>> START

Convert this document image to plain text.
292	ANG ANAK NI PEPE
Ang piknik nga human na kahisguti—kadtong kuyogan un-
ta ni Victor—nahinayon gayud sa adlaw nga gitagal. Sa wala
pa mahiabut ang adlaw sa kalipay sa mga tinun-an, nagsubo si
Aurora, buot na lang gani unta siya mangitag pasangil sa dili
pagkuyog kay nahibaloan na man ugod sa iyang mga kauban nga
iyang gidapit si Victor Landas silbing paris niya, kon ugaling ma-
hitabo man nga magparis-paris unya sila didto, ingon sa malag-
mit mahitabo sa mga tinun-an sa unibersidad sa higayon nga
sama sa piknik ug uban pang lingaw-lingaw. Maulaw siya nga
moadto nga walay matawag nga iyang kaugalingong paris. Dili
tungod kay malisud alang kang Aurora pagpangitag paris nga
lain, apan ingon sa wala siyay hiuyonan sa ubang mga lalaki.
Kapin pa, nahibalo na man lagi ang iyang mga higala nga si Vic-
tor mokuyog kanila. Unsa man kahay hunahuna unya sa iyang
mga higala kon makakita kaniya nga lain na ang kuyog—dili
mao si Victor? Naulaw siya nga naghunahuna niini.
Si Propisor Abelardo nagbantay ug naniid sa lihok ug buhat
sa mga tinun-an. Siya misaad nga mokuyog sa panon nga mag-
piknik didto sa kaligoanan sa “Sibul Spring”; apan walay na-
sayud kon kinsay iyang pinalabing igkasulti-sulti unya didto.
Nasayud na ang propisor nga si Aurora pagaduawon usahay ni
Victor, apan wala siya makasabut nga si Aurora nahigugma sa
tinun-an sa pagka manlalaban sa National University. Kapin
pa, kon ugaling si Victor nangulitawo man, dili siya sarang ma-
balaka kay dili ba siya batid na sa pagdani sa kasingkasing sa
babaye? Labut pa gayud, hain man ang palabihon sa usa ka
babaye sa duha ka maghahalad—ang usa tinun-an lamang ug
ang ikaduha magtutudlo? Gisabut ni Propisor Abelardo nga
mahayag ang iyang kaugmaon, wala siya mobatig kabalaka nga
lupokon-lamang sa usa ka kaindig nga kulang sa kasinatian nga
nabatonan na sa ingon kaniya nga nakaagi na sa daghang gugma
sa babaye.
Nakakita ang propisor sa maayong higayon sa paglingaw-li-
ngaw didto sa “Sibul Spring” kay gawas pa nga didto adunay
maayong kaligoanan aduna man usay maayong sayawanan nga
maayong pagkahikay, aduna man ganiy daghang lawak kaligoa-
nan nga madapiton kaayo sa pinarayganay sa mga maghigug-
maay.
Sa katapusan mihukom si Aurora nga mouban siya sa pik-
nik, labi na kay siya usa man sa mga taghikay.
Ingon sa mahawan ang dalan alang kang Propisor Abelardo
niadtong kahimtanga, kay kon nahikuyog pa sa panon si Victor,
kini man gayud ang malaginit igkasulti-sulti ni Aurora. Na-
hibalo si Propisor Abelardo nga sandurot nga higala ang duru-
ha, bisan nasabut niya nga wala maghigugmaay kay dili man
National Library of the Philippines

>> END

**What is asked**
Reproduce the full listing exactly.

**Full solution**
Convert this document image to plain text.
292	ANG ANAK NI PEPE
Ang piknik nga human na kahisguti—kadtong kuyogan un-
ta ni Victor—nahinayon gayud sa adlaw nga gitagal. Sa wala
pa mahiabut ang adlaw sa kalipay sa mga tinun-an, nagsubo si
Aurora, buot na lang gani unta siya mangitag pasangil sa dili
pagkuyog kay nahibaloan na man ugod sa iyang mga kauban nga
iyang gidapit si Victor Landas silbing paris niya, kon ugaling ma-
hitabo man nga magparis-paris unya sila didto, ingon sa malag-
mit mahitabo sa mga tinun-an sa unibersidad sa higayon nga
sama sa piknik ug uban pang lingaw-lingaw. Maulaw siya nga
moadto nga walay matawag nga iyang kaugalingong paris. Dili
tungod kay malisud alang kang Aurora pagpangitag paris nga
lain, apan ingon sa wala siyay hiuyonan sa ubang mga lalaki.
Kapin pa, nahibalo na man lagi ang iyang mga higala nga si Vic-
tor mokuyog kanila. Unsa man kahay hunahuna unya sa iyang
mga higala kon makakita kaniya nga lain na ang kuyog—dili
mao si Victor? Naulaw siya nga naghunahuna niini.
Si Propisor Abelardo nagbantay ug naniid sa lihok ug buhat
sa mga tinun-an. Siya misaad nga mokuyog sa panon nga mag-
piknik didto sa kaligoanan sa “Sibul Spring”; apan walay na-
sayud kon kinsay iyang pinalabing igkasulti-sulti unya didto.
Nasayud na ang propisor nga si Aurora pagaduawon usahay ni
Victor, apan wala siya makasabut nga si Aurora nahigugma sa
tinun-an sa pagka manlalaban sa National University. Kapin
pa, kon ugaling si Victor nangulitawo man, dili siya sarang ma-
balaka kay dili ba siya batid na sa pagdani sa kasingkasing sa
babaye? Labut pa gayud, hain man ang palabihon sa usa ka
babaye sa duha ka maghahalad—ang usa tinun-an lamang ug
ang ikaduha magtutudlo? Gisabut ni Propisor Abelardo nga
mahayag ang iyang kaugmaon, wala siya mobatig kabalaka nga
lupokon-lamang sa usa ka kaindig nga kulang sa kasinatian nga
nabatonan na sa ingon kaniya nga nakaagi na sa daghang gugma
sa babaye.
Nakakita ang propisor sa maayong higayon sa paglingaw-li-
ngaw didto sa “Sibul Spring” kay gawas pa nga didto adunay
maayong kaligoanan aduna man usay maayong sayawanan nga
maayong pagkahikay, aduna man ganiy daghang lawak kaligoa-
nan nga madapiton kaayo sa pinarayganay sa mga maghigug-
maay.
Sa katapusan mihukom si Aurora nga mouban siya sa pik-
nik, labi na kay siya usa man sa mga taghikay.
Ingon sa mahawan ang dalan alang kang Propisor Abelardo
niadtong kahimtanga, kay kon nahikuyog pa sa panon si Victor,
kini man gayud ang malaginit igkasulti-sulti ni Aurora. Na-
hibalo si Propisor Abelardo nga sandurot nga higala ang duru-
ha, bisan nasabut niya nga wala maghigugmaay kay dili man
National Library of the Philippines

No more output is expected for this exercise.